(Page element annotations)
'''

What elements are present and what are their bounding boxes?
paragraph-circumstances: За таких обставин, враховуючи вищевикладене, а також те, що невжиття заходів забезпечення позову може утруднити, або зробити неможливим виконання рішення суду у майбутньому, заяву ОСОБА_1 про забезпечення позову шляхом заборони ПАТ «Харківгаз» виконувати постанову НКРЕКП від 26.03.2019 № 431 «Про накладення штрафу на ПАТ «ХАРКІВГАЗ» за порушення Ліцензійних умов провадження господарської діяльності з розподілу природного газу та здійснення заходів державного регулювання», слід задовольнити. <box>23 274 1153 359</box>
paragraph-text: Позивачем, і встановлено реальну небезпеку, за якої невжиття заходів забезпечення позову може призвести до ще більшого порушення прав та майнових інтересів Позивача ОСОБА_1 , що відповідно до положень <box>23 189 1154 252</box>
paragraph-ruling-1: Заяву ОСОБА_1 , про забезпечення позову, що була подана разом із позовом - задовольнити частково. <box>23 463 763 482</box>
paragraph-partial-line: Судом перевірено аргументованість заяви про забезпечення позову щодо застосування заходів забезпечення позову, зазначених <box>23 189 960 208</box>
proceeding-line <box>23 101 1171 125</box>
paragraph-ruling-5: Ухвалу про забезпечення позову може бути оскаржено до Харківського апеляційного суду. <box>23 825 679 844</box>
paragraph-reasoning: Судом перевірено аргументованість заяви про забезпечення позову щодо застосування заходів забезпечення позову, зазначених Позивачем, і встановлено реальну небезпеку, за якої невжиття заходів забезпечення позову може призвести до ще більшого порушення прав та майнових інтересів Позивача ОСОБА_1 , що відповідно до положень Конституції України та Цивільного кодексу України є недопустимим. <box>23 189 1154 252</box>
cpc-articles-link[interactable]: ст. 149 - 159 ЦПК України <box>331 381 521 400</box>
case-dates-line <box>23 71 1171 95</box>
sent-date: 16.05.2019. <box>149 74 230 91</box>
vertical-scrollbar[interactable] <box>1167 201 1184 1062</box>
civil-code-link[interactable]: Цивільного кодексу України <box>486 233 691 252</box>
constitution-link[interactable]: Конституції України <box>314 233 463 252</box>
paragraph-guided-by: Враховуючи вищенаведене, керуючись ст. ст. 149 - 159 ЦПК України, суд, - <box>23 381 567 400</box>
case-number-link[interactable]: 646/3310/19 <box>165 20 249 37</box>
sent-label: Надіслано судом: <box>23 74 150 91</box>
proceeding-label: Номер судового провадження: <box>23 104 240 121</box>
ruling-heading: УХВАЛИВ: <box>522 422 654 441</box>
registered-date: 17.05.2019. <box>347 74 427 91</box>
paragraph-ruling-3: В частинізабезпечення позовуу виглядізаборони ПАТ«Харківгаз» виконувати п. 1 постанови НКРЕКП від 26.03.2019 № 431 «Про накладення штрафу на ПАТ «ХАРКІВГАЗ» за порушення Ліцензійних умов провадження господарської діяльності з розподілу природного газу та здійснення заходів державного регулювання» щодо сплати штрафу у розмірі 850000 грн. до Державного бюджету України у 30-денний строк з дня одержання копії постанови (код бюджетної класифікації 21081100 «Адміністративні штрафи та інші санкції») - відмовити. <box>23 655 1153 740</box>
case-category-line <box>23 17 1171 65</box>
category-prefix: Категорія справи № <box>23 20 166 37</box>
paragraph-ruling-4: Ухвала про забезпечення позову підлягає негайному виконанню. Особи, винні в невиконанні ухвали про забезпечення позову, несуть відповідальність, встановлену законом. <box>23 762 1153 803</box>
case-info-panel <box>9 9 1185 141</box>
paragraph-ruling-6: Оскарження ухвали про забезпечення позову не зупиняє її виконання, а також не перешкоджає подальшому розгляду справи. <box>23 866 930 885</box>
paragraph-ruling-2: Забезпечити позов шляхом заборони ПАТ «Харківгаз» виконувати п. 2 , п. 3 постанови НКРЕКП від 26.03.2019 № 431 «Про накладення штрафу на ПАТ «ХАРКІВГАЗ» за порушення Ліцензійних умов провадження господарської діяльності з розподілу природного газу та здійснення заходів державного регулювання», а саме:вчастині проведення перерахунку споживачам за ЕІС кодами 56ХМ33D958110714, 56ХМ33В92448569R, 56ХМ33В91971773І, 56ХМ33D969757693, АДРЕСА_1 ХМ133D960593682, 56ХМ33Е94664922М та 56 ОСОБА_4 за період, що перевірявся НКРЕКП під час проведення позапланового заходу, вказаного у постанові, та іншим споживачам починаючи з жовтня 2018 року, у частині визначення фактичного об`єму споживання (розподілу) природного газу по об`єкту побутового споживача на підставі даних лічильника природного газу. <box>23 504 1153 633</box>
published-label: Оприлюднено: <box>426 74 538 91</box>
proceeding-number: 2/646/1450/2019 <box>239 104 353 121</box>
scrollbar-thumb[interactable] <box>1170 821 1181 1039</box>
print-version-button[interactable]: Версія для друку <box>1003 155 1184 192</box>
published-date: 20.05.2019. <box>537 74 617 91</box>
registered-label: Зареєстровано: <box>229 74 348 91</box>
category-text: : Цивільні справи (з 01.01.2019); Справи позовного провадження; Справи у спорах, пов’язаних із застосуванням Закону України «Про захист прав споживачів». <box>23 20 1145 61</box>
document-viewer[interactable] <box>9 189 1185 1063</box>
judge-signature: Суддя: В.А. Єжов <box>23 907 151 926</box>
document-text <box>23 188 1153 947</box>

'''

> To be done
Reproduce the rows from the beginning up to and including the line containing "paragraph-circumstances: За таких", renaming "bounding boxes" to "coordinates" and leaving everything else unchanged.

> Completed exercise
What elements are present and what are their coordinates?
paragraph-circumstances: За таких обставин, враховуючи вищевикладене, а також те, що невжиття заходів забезпечення позову може утруднити, або зробити неможливим виконання рішення суду у майбутньому, заяву ОСОБА_1 про забезпечення позову шляхом заборони ПАТ «Харківгаз» виконувати постанову НКРЕКП від 26.03.2019 № 431 «Про накладення штрафу на ПАТ «ХАРКІВГАЗ» за порушення Ліцензійних умов провадження господарської діяльності з розподілу природного газу та здійснення заходів державного регулювання», слід задовольнити. <box>23 274 1153 359</box>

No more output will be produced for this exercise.